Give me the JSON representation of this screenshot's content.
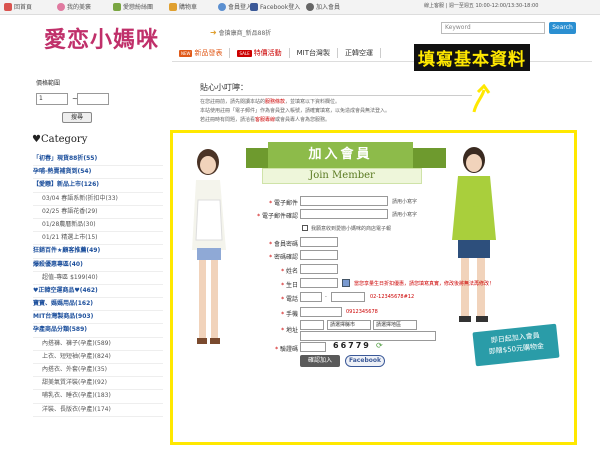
{
  "topbar": {
    "left_items": [
      {
        "label": "回首頁",
        "icon": "home-icon",
        "color": "#d9534f"
      },
      {
        "label": "我的美褒",
        "icon": "heart-icon",
        "color": "#e07aa0"
      },
      {
        "label": "愛戀紛絲團",
        "icon": "users-icon",
        "color": "#7aa642"
      },
      {
        "label": "購物車",
        "icon": "cart-icon",
        "color": "#e0a030"
      },
      {
        "label": "會員登入",
        "icon": "user-icon",
        "color": "#5b8fd0"
      },
      {
        "label": "Facebook登入",
        "icon": "facebook-icon",
        "color": "#3b5998"
      },
      {
        "label": "加入會員",
        "icon": "add-user-icon",
        "color": "#666666"
      }
    ],
    "service": "線上客服 | 週一至週五 10:00-12:00/13:30-18:00"
  },
  "logo": {
    "text": "愛恋小媽咪"
  },
  "promo": "會搶康商_新品88折",
  "search": {
    "placeholder": "Keyword",
    "button": "Search"
  },
  "nav": {
    "items": [
      {
        "label": "新品發表",
        "badge": "NEW"
      },
      {
        "label": "特價活動",
        "badge": "SALE"
      },
      {
        "label": "MIT台灣製",
        "badge": ""
      },
      {
        "label": "正韓空運",
        "badge": ""
      }
    ]
  },
  "annotation": "填寫基本資料",
  "sidebar": {
    "price_title": "價格範圍",
    "price_from": "1",
    "tilde": "~",
    "price_to": "",
    "query_button": "搜尋",
    "category_title": "♥Category",
    "categories": [
      {
        "label": "「初春」現貨88折(55)",
        "type": "main"
      },
      {
        "label": "孕哺-熱賣補貨到(54)",
        "type": "main"
      },
      {
        "label": "【愛戀】新品上市(126)",
        "type": "main"
      },
      {
        "label": "03/04 春語系新(折扣中(33)",
        "type": "sub"
      },
      {
        "label": "02/25 春語花香(29)",
        "type": "sub"
      },
      {
        "label": "01/28農曆新品(30)",
        "type": "sub"
      },
      {
        "label": "01/21 精選上市(15)",
        "type": "sub"
      },
      {
        "label": "狂銷百件★顧客推薦(49)",
        "type": "main"
      },
      {
        "label": "爆殺優惠專區(40)",
        "type": "main"
      },
      {
        "label": "超值-專區 $199(40)",
        "type": "sub"
      },
      {
        "label": "♥正韓空運商品♥(462)",
        "type": "main"
      },
      {
        "label": "寶寶、媽媽用品(162)",
        "type": "main"
      },
      {
        "label": "MIT台灣製商品(903)",
        "type": "main"
      },
      {
        "label": "孕產商品分類(589)",
        "type": "main"
      },
      {
        "label": "內搭褲、褲子(孕產)(589)",
        "type": "sub"
      },
      {
        "label": "上衣、短短袖(孕產)(824)",
        "type": "sub"
      },
      {
        "label": "內搭衣、外套(孕產)(35)",
        "type": "sub"
      },
      {
        "label": "甜美氣質洋裝(孕產)(92)",
        "type": "sub"
      },
      {
        "label": "哺乳衣、睡衣(孕產)(183)",
        "type": "sub"
      },
      {
        "label": "洋裝、長版衣(孕產)(174)",
        "type": "sub"
      }
    ]
  },
  "tips": {
    "title": "貼心小叮嚀：",
    "lines": [
      {
        "text": "在您註冊前，請先閱讀本站的",
        "link": "服務條款",
        "rest": "，並填寫以下資料欄位。"
      },
      {
        "text": "本站使用註冊「電子郵件」作為會員登入帳號，請確實填寫，以免造成會員無法登入。",
        "link": "",
        "rest": ""
      },
      {
        "text": "若註冊時有問題，請洽看",
        "link": "客服專線",
        "rest": "或會員專人會為您服務。"
      }
    ]
  },
  "form": {
    "header": "加入會員",
    "subheader": "Join Member",
    "email_label": "電子郵件",
    "email_hint": "請用小寫字",
    "email_confirm_label": "電子郵件確認",
    "email_confirm_hint": "請用小寫字",
    "newsletter_label": "我願意收到愛戀小媽咪的商店電子報",
    "password_label": "會員密碼",
    "password_confirm_label": "密碼確認",
    "name_label": "姓名",
    "birthday_label": "生日",
    "birthday_hint": "當您享量生日折扣優惠，請您填寫真實，修改後將無法再修改！",
    "phone_label": "電話",
    "phone_sep": "-",
    "phone_hint": "02-12345678#12",
    "mobile_label": "手機",
    "mobile_hint": "0912345678",
    "address_label": "地址",
    "city_placeholder": "請選擇縣市",
    "district_placeholder": "請選擇地區",
    "captcha_label": "驗證碼",
    "captcha_code": "66779",
    "submit": "確認加入",
    "facebook": "Facebook"
  },
  "bonus": {
    "line1": "即日起加入會員",
    "line2": "即贈$50元購物金"
  },
  "colors": {
    "accent_green": "#8dbb4a",
    "brand_pink": "#c0306a",
    "highlight": "#ffe800"
  }
}
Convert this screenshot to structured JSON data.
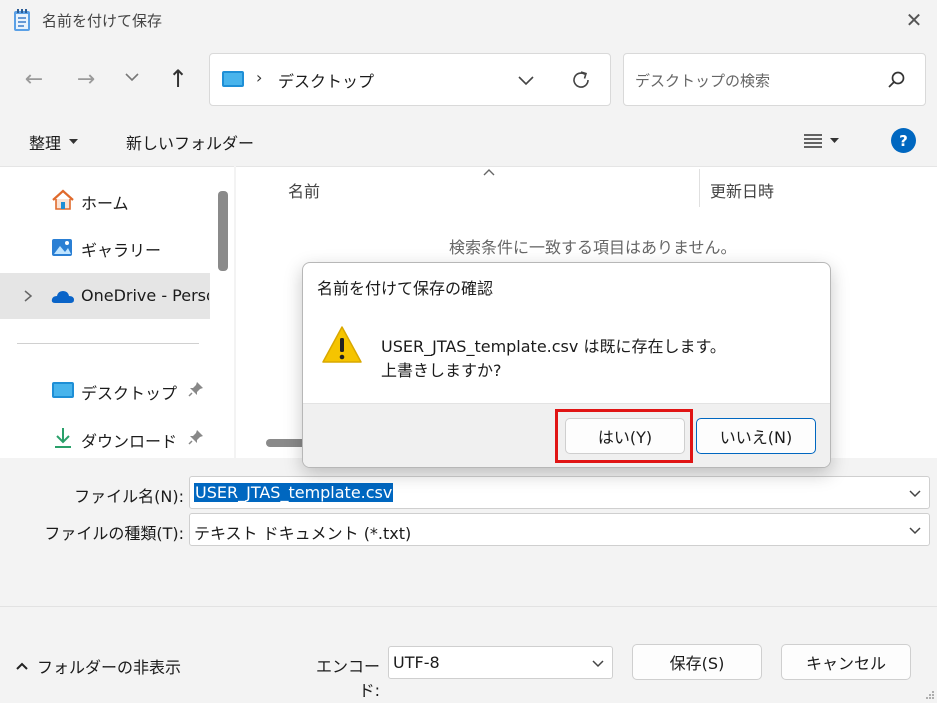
{
  "window": {
    "title": "名前を付けて保存",
    "close_glyph": "✕"
  },
  "nav": {
    "back_glyph": "←",
    "forward_glyph": "→",
    "recent_glyph": "⌄",
    "up_glyph": "↑"
  },
  "address": {
    "separator": "›",
    "path": "デスクトップ"
  },
  "search": {
    "placeholder": "デスクトップの検索"
  },
  "toolbar": {
    "organize_label": "整理",
    "new_folder_label": "新しいフォルダー",
    "help_label": "?"
  },
  "sidebar": {
    "items": [
      {
        "label": "ホーム",
        "icon": "home-icon"
      },
      {
        "label": "ギャラリー",
        "icon": "gallery-icon"
      },
      {
        "label": "OneDrive - Perso",
        "icon": "onedrive-icon"
      },
      {
        "label": "デスクトップ",
        "icon": "desktop-folder-icon",
        "pinned": true
      },
      {
        "label": "ダウンロード",
        "icon": "download-icon",
        "pinned": true
      }
    ]
  },
  "filelist": {
    "columns": [
      "名前",
      "更新日時"
    ],
    "empty_message": "検索条件に一致する項目はありません。"
  },
  "form": {
    "filename_label": "ファイル名(N):",
    "filename_value": "USER_JTAS_template.csv",
    "filetype_label": "ファイルの種類(T):",
    "filetype_value": "テキスト ドキュメント (*.txt)",
    "encoding_label": "エンコード:",
    "encoding_value": "UTF-8",
    "save_label": "保存(S)",
    "cancel_label": "キャンセル",
    "hide_folders_label": "フォルダーの非表示"
  },
  "dialog": {
    "title": "名前を付けて保存の確認",
    "message_line1": "USER_JTAS_template.csv は既に存在します。",
    "message_line2": "上書きしますか?",
    "yes_label": "はい(Y)",
    "no_label": "いいえ(N)"
  },
  "colors": {
    "accent": "#0067c0",
    "highlight_border": "#e01414",
    "warning": "#f5c400"
  }
}
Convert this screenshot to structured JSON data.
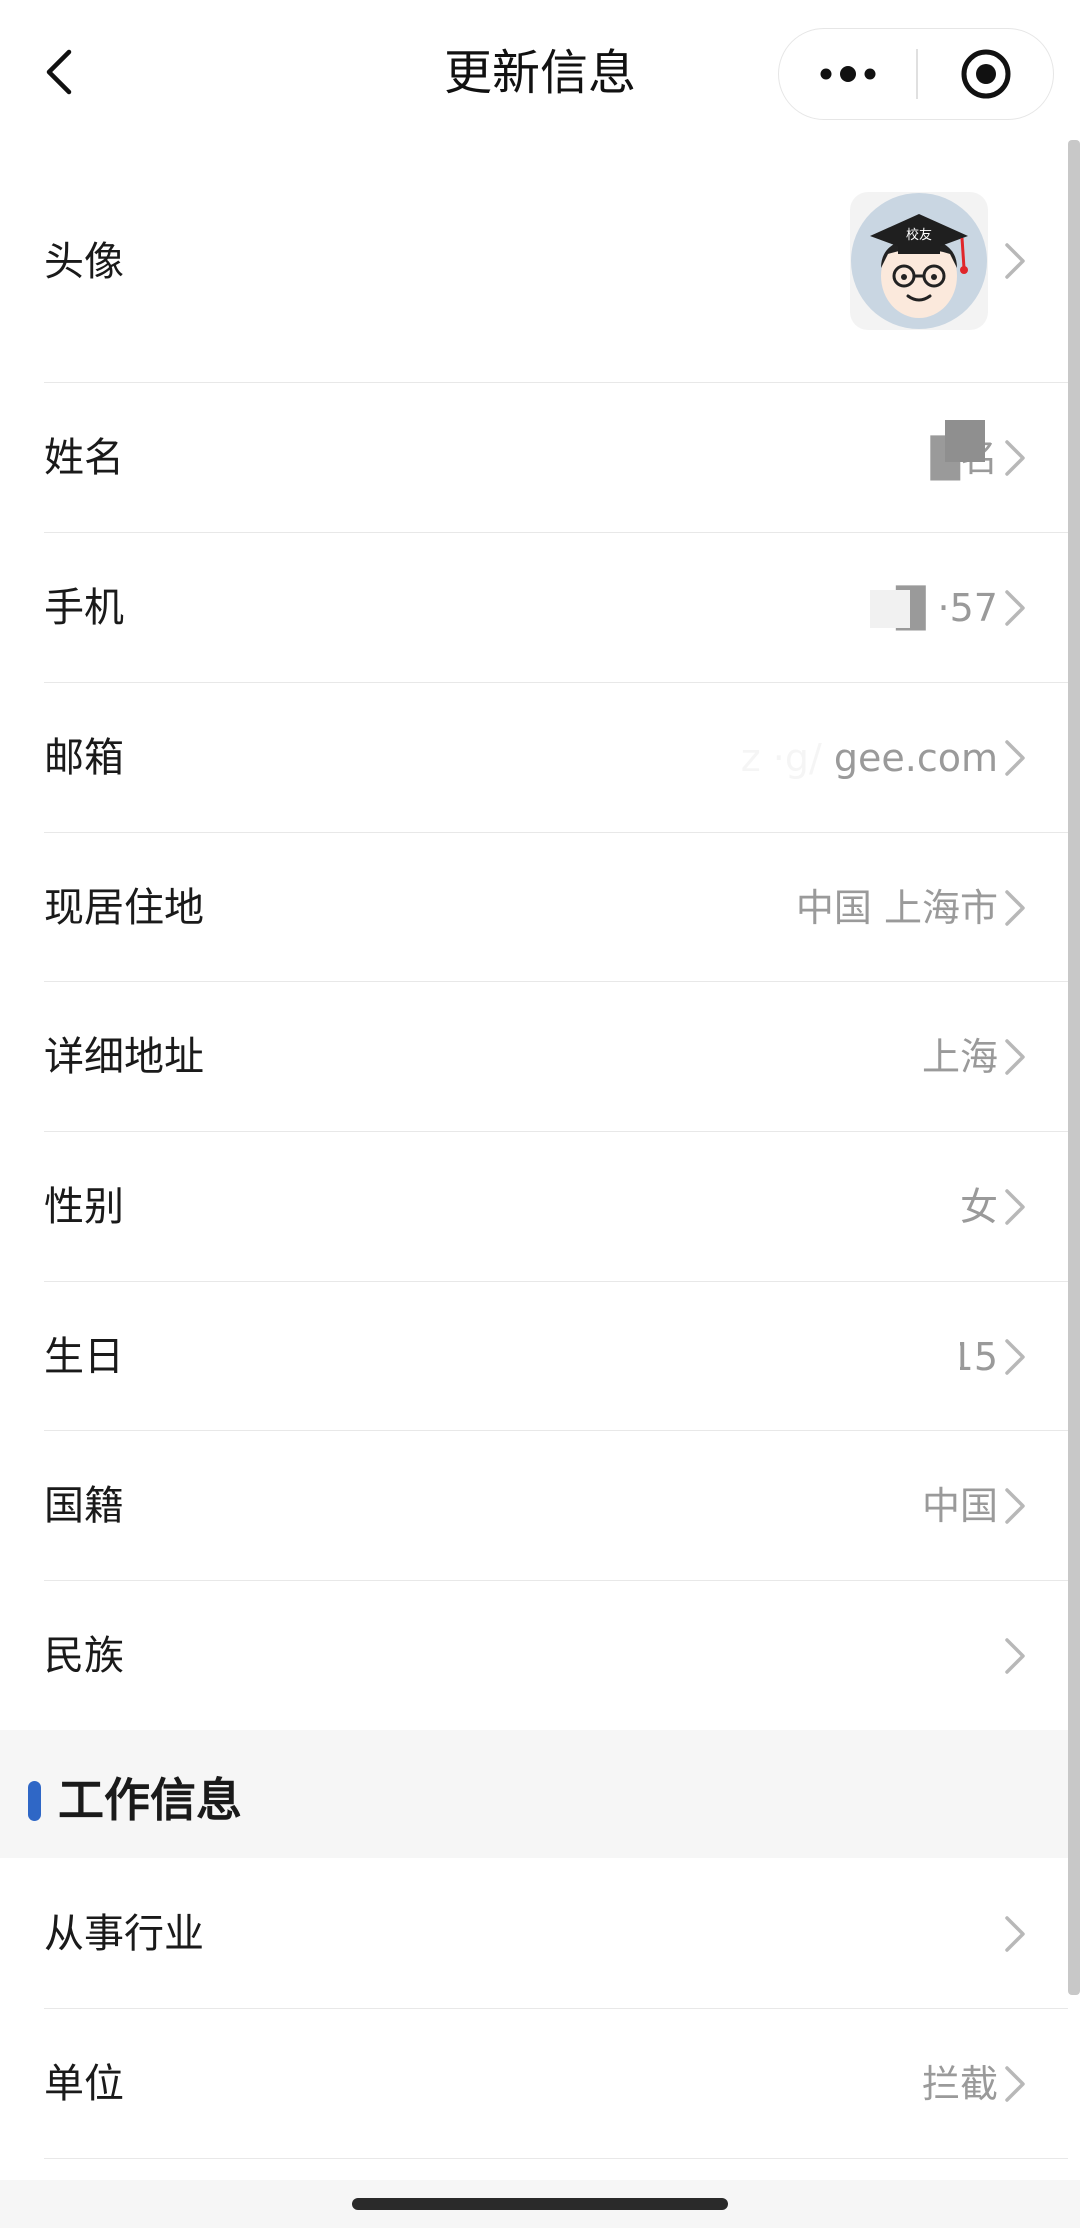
{
  "navbar": {
    "title": "更新信息",
    "back_icon": "chevron-left-icon",
    "more_icon": "more-dots-icon",
    "close_icon": "target-circle-icon"
  },
  "profile": {
    "avatar_label": "头像",
    "avatar_badge": "校友",
    "fields": [
      {
        "key": "name",
        "label": "姓名",
        "value": "█名"
      },
      {
        "key": "phone",
        "label": "手机",
        "value": "█  ·57"
      },
      {
        "key": "email",
        "label": "邮箱",
        "value": "z  ·g/       gee.com"
      },
      {
        "key": "residence",
        "label": "现居住地",
        "value": "中国 上海市"
      },
      {
        "key": "address",
        "label": "详细地址",
        "value": "上海"
      },
      {
        "key": "gender",
        "label": "性别",
        "value": "女"
      },
      {
        "key": "birthday",
        "label": "生日",
        "value": "20        15"
      },
      {
        "key": "nationality",
        "label": "国籍",
        "value": "中国"
      },
      {
        "key": "ethnicity",
        "label": "民族",
        "value": ""
      }
    ]
  },
  "work_section": {
    "title": "工作信息",
    "fields": [
      {
        "key": "industry",
        "label": "从事行业",
        "value": ""
      },
      {
        "key": "employer",
        "label": "单位",
        "value": "拦截"
      }
    ]
  },
  "colors": {
    "accent": "#2f67c6",
    "label": "#1a1a1a",
    "value": "#9a9a9a",
    "divider": "#e8e8e8",
    "section_bg": "#f6f6f6"
  }
}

==============================

STATED PROBLEM: Find the lines above holding the word "rest" and show them.

WRITTEN SOLUTION:
        "rest": "，並填寫以下資料欄位。"
        "rest": ""
        "rest": "或會員專人會為您服務。"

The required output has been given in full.